• [GIVEN ENTRIES]
==*==

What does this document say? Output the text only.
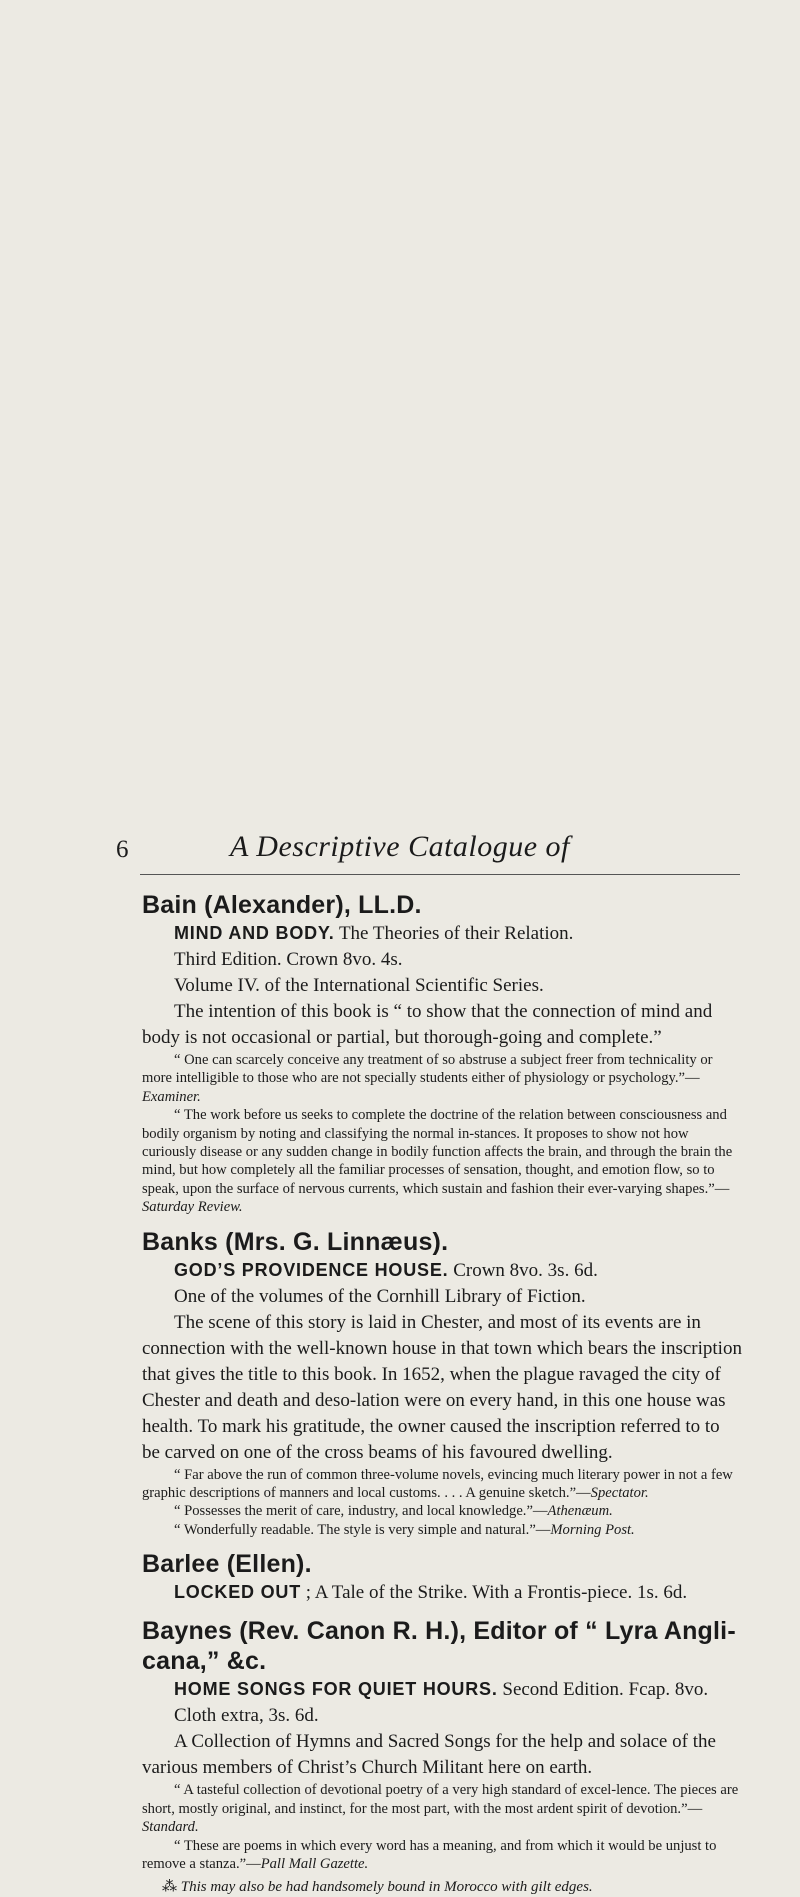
6	A Descriptive Catalogue of

Bain (Alexander), LL.D.

MIND AND BODY. The Theories of their Relation.

Third Edition. Crown 8vo. 4s.

Volume IV. of the International Scientific Series.

The intention of this book is “ to show that the connection of mind and body is not occasional or partial, but thorough-going and complete.”

“ One can scarcely conceive any treatment of so abstruse a subject freer from technicality or more intelligible to those who are not specially students either of physiology or psychology.”—Examiner.

“ The work before us seeks to complete the doctrine of the relation between consciousness and bodily organism by noting and classifying the normal in-stances. It proposes to show not how curiously disease or any sudden change in bodily function affects the brain, and through the brain the mind, but how completely all the familiar processes of sensation, thought, and emotion flow, so to speak, upon the surface of nervous currents, which sustain and fashion their ever-varying shapes.”—Saturday Review.

Banks (Mrs. G. Linnæus).

GOD’S PROVIDENCE HOUSE. Crown 8vo. 3s. 6d.

One of the volumes of the Cornhill Library of Fiction.

The scene of this story is laid in Chester, and most of its events are in connection with the well-known house in that town which bears the inscription that gives the title to this book. In 1652, when the plague ravaged the city of Chester and death and deso-lation were on every hand, in this one house was health. To mark his gratitude, the owner caused the inscription referred to to be carved on one of the cross beams of his favoured dwelling.

“ Far above the run of common three-volume novels, evincing much literary power in not a few graphic descriptions of manners and local customs. . . . A genuine sketch.”—Spectator.

“ Possesses the merit of care, industry, and local knowledge.”—Athenæum.

“ Wonderfully readable. The style is very simple and natural.”—Morning Post.

Barlee (Ellen).

LOCKED OUT ; A Tale of the Strike. With a Frontis-piece. 1s. 6d.

Baynes (Rev. Canon R. H.), Editor of “ Lyra Angli-cana,” &c.

HOME SONGS FOR QUIET HOURS. Second Edition. Fcap. 8vo. Cloth extra, 3s. 6d.

A Collection of Hymns and Sacred Songs for the help and solace of the various members of Christ’s Church Militant here on earth.

“ A tasteful collection of devotional poetry of a very high standard of excel-lence. The pieces are short, mostly original, and instinct, for the most part, with the most ardent spirit of devotion.”—Standard.

“ These are poems in which every word has a meaning, and from which it would be unjust to remove a stanza.”—Pall Mall Gazette.

⁂ This may also be had handsomely bound in Morocco with gilt edges.
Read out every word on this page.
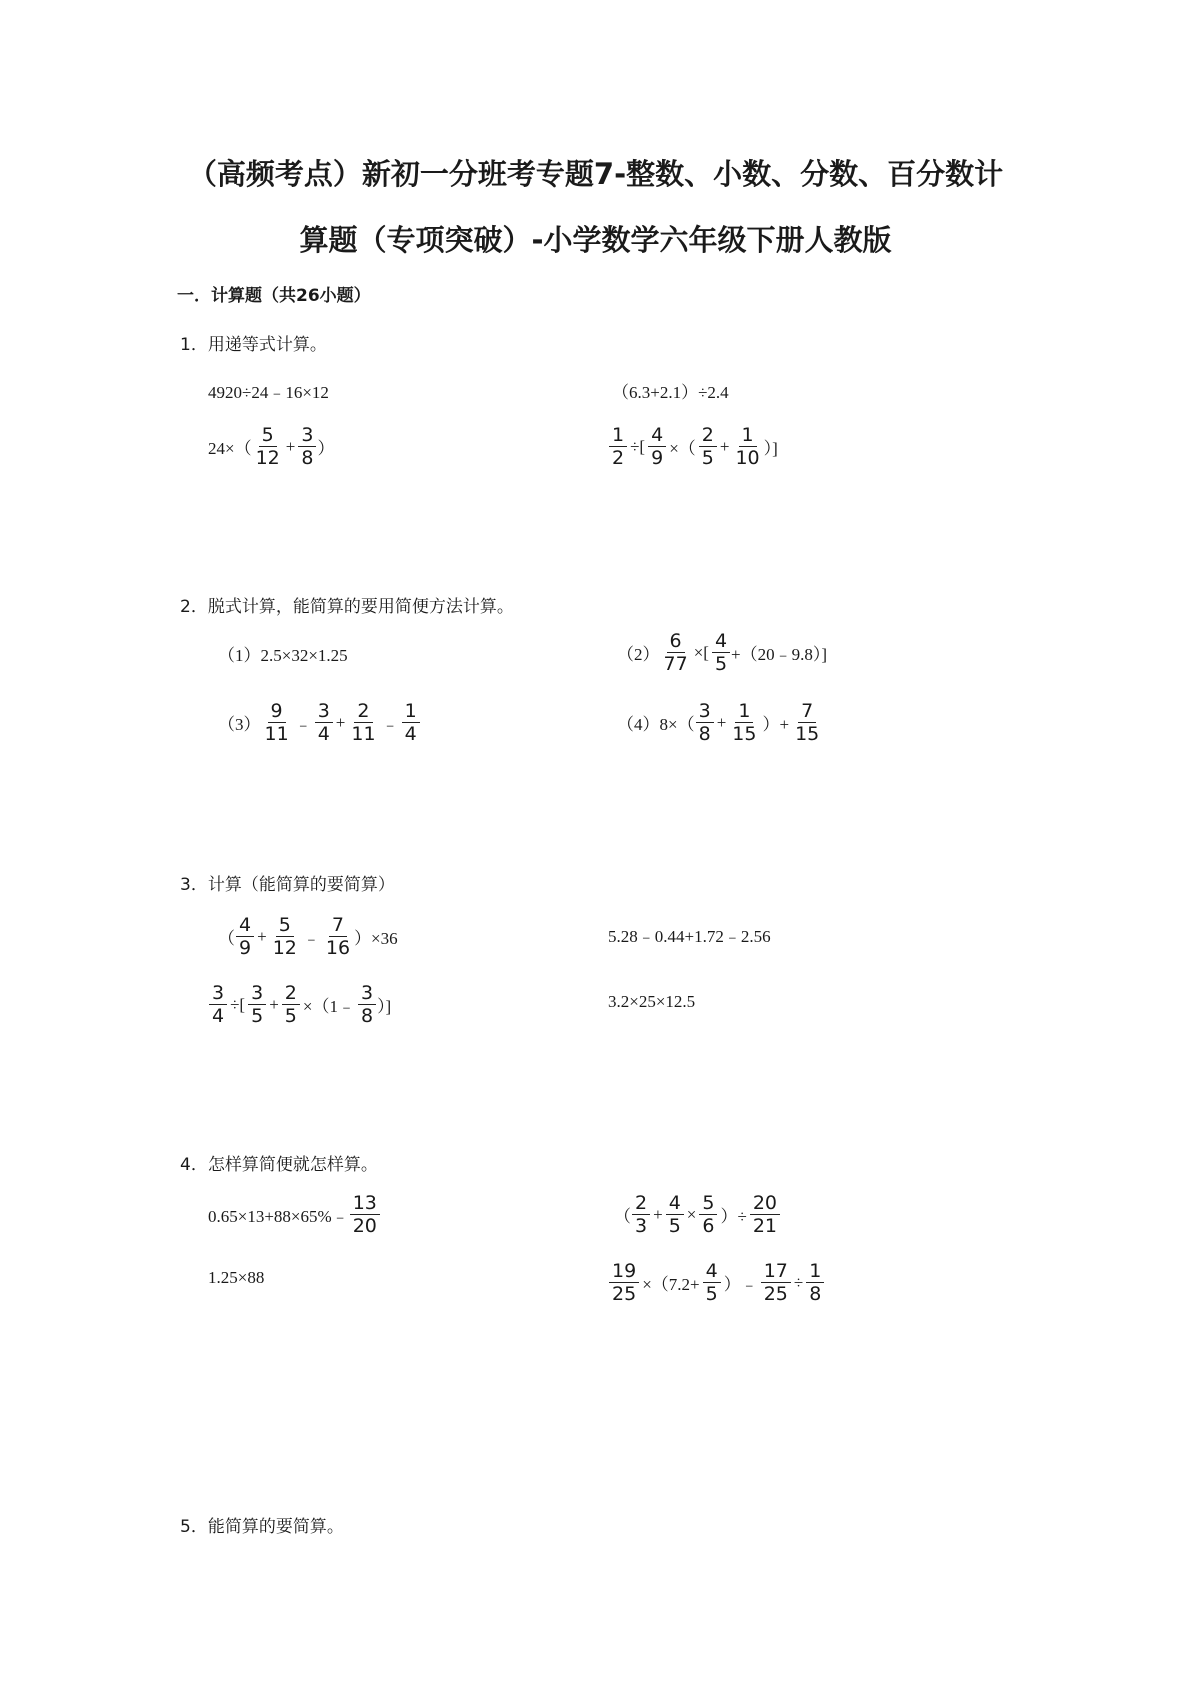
（高频考点）新初一分班考专题7-整数、小数、分数、百分数计
算题（专项突破）-小学数学六年级下册人教版
一．计算题（共26小题）
1．用递等式计算。
4920÷24﹣16×12	（6.3+2.1）÷2.4
$24\times( \frac{5}{12} + \frac{3}{8}$ ）	$\frac{1}{2}$ ÷[ $\frac{4}{9}$ ×（ $\frac{2}{5} + \frac{1}{10}$ ）]
2．脱式计算，能简算的要用简便方法计算。
（1）2.5×32×1.25	$(2) \frac{6}{77}$ ×[ $\frac{4}{5}$ +（20﹣9.8）]
$(3) \frac{9}{11}$ ﹣ $\frac{3}{4} + \frac{2}{11}$ ﹣ $\frac{1}{4}$	$(4)8\times( \frac{3}{8} + \frac{1}{15}$ ）+ $\frac{7}{15}$
3．计算（能简算的要简算）
（ $\frac{4}{9} + \frac{5}{12}$ ﹣ $\frac{7}{16} )\times 36$	5.28﹣0.44+1.72﹣2.56
$\frac{3}{4}$ ÷[ $\frac{3}{5} + \frac{2}{5}$ ×（1﹣ $\frac{3}{8}$ ）]	3.2×25×12.5
4．怎样算简便就怎样算。
0.65×13+88×65%﹣ $\frac{13}{20}$	（ $\frac{2}{3} + \frac{4}{5} \times \frac{5}{6}$ ）÷ $\frac{20}{21}$
1.25×88	$\frac{19}{25} \times(7.2+ \frac{4}{5}$ ）﹣ $\frac{17}{25} \div \frac{1}{8}$
5．能简算的要简算。
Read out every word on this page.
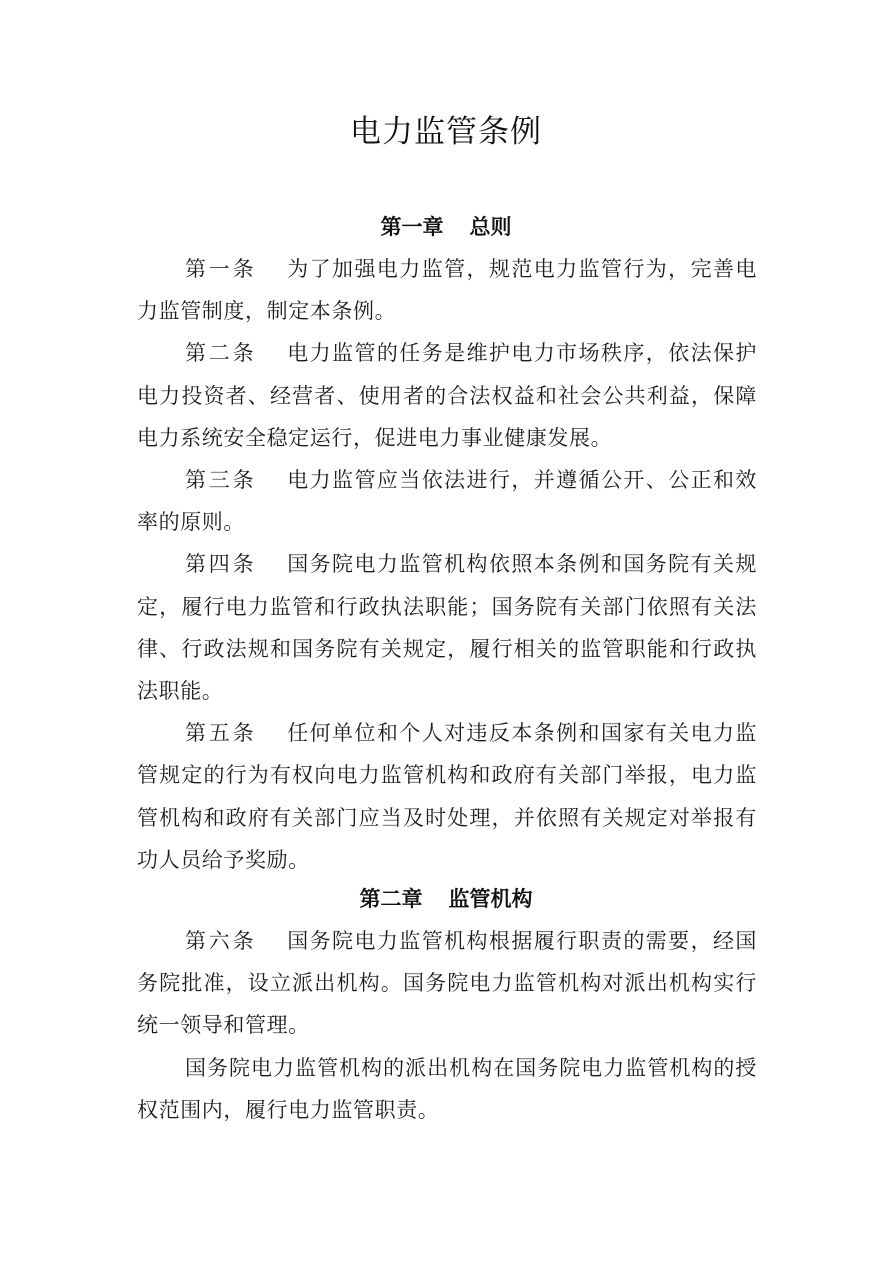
电力监管条例
第一章 总则

第一条 为了加强电力监管，规范电力监管行为，完善电力监管制度，制定本条例。

第二条 电力监管的任务是维护电力市场秩序，依法保护电力投资者、经营者、使用者的合法权益和社会公共利益，保障电力系统安全稳定运行，促进电力事业健康发展。

第三条 电力监管应当依法进行，并遵循公开、公正和效率的原则。

第四条 国务院电力监管机构依照本条例和国务院有关规定，履行电力监管和行政执法职能；国务院有关部门依照有关法律、行政法规和国务院有关规定，履行相关的监管职能和行政执法职能。

第五条 任何单位和个人对违反本条例和国家有关电力监管规定的行为有权向电力监管机构和政府有关部门举报，电力监管机构和政府有关部门应当及时处理，并依照有关规定对举报有功人员给予奖励。

第二章 监管机构

第六条 国务院电力监管机构根据履行职责的需要，经国务院批准，设立派出机构。国务院电力监管机构对派出机构实行统一领导和管理。

国务院电力监管机构的派出机构在国务院电力监管机构的授权范围内，履行电力监管职责。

==*==

• [WHAT IS REQUIRED]
With the pictures omitted, reproduce the records in full and exactly.

• [TASK SOLUTION]
What does this document say? Output the text only.
6	A Descriptive Catalogue of

Bain (Alexander), LL.D.

MIND AND BODY. The Theories of their Relation.

Third Edition. Crown 8vo. 4s.

Volume IV. of the International Scientific Series.

The intention of this book is “ to show that the connection of mind and body is not occasional or partial, but thorough-going and complete.”

“ One can scarcely conceive any treatment of so abstruse a subject freer from technicality or more intelligible to those who are not specially students either of physiology or psychology.”—Examiner.

“ The work before us seeks to complete the doctrine of the relation between consciousness and bodily organism by noting and classifying the normal in-stances. It proposes to show not how curiously disease or any sudden change in bodily function affects the brain, and through the brain the mind, but how completely all the familiar processes of sensation, thought, and emotion flow, so to speak, upon the surface of nervous currents, which sustain and fashion their ever-varying shapes.”—Saturday Review.

Banks (Mrs. G. Linnæus).

GOD’S PROVIDENCE HOUSE. Crown 8vo. 3s. 6d.

One of the volumes of the Cornhill Library of Fiction.

The scene of this story is laid in Chester, and most of its events are in connection with the well-known house in that town which bears the inscription that gives the title to this book. In 1652, when the plague ravaged the city of Chester and death and deso-lation were on every hand, in this one house was health. To mark his gratitude, the owner caused the inscription referred to to be carved on one of the cross beams of his favoured dwelling.

“ Far above the run of common three-volume novels, evincing much literary power in not a few graphic descriptions of manners and local customs. . . . A genuine sketch.”—Spectator.

“ Possesses the merit of care, industry, and local knowledge.”—Athenæum.

“ Wonderfully readable. The style is very simple and natural.”—Morning Post.

Barlee (Ellen).

LOCKED OUT ; A Tale of the Strike. With a Frontis-piece. 1s. 6d.

Baynes (Rev. Canon R. H.), Editor of “ Lyra Angli-cana,” &c.

HOME SONGS FOR QUIET HOURS. Second Edition. Fcap. 8vo. Cloth extra, 3s. 6d.

A Collection of Hymns and Sacred Songs for the help and solace of the various members of Christ’s Church Militant here on earth.

“ A tasteful collection of devotional poetry of a very high standard of excel-lence. The pieces are short, mostly original, and instinct, for the most part, with the most ardent spirit of devotion.”—Standard.

“ These are poems in which every word has a meaning, and from which it would be unjust to remove a stanza.”—Pall Mall Gazette.

⁂ This may also be had handsomely bound in Morocco with gilt edges.
Read out every word on this page.
（高频考点）新初一分班考专题7-整数、小数、分数、百分数计
算题（专项突破）-小学数学六年级下册人教版
一．计算题（共26小题）
1．用递等式计算。
4920÷24﹣16×12	（6.3+2.1）÷2.4
$24\times( \frac{5}{12} + \frac{3}{8}$ ）	$\frac{1}{2}$ ÷[ $\frac{4}{9}$ ×（ $\frac{2}{5} + \frac{1}{10}$ ）]
2．脱式计算，能简算的要用简便方法计算。
（1）2.5×32×1.25	$(2) \frac{6}{77}$ ×[ $\frac{4}{5}$ +（20﹣9.8）]
$(3) \frac{9}{11}$ ﹣ $\frac{3}{4} + \frac{2}{11}$ ﹣ $\frac{1}{4}$	$(4)8\times( \frac{3}{8} + \frac{1}{15}$ ）+ $\frac{7}{15}$
3．计算（能简算的要简算）
（ $\frac{4}{9} + \frac{5}{12}$ ﹣ $\frac{7}{16} )\times 36$	5.28﹣0.44+1.72﹣2.56
$\frac{3}{4}$ ÷[ $\frac{3}{5} + \frac{2}{5}$ ×（1﹣ $\frac{3}{8}$ ）]	3.2×25×12.5
4．怎样算简便就怎样算。
0.65×13+88×65%﹣ $\frac{13}{20}$	（ $\frac{2}{3} + \frac{4}{5} \times \frac{5}{6}$ ）÷ $\frac{20}{21}$
1.25×88	$\frac{19}{25} \times(7.2+ \frac{4}{5}$ ）﹣ $\frac{17}{25} \div \frac{1}{8}$
5．能简算的要简算。
Read out every word on this page.
电力监管条例
第一章 总则

第一条 为了加强电力监管，规范电力监管行为，完善电力监管制度，制定本条例。

第二条 电力监管的任务是维护电力市场秩序，依法保护电力投资者、经营者、使用者的合法权益和社会公共利益，保障电力系统安全稳定运行，促进电力事业健康发展。

第三条 电力监管应当依法进行，并遵循公开、公正和效率的原则。

第四条 国务院电力监管机构依照本条例和国务院有关规定，履行电力监管和行政执法职能；国务院有关部门依照有关法律、行政法规和国务院有关规定，履行相关的监管职能和行政执法职能。

第五条 任何单位和个人对违反本条例和国家有关电力监管规定的行为有权向电力监管机构和政府有关部门举报，电力监管机构和政府有关部门应当及时处理，并依照有关规定对举报有功人员给予奖励。

第二章 监管机构

第六条 国务院电力监管机构根据履行职责的需要，经国务院批准，设立派出机构。国务院电力监管机构对派出机构实行统一领导和管理。

国务院电力监管机构的派出机构在国务院电力监管机构的授权范围内，履行电力监管职责。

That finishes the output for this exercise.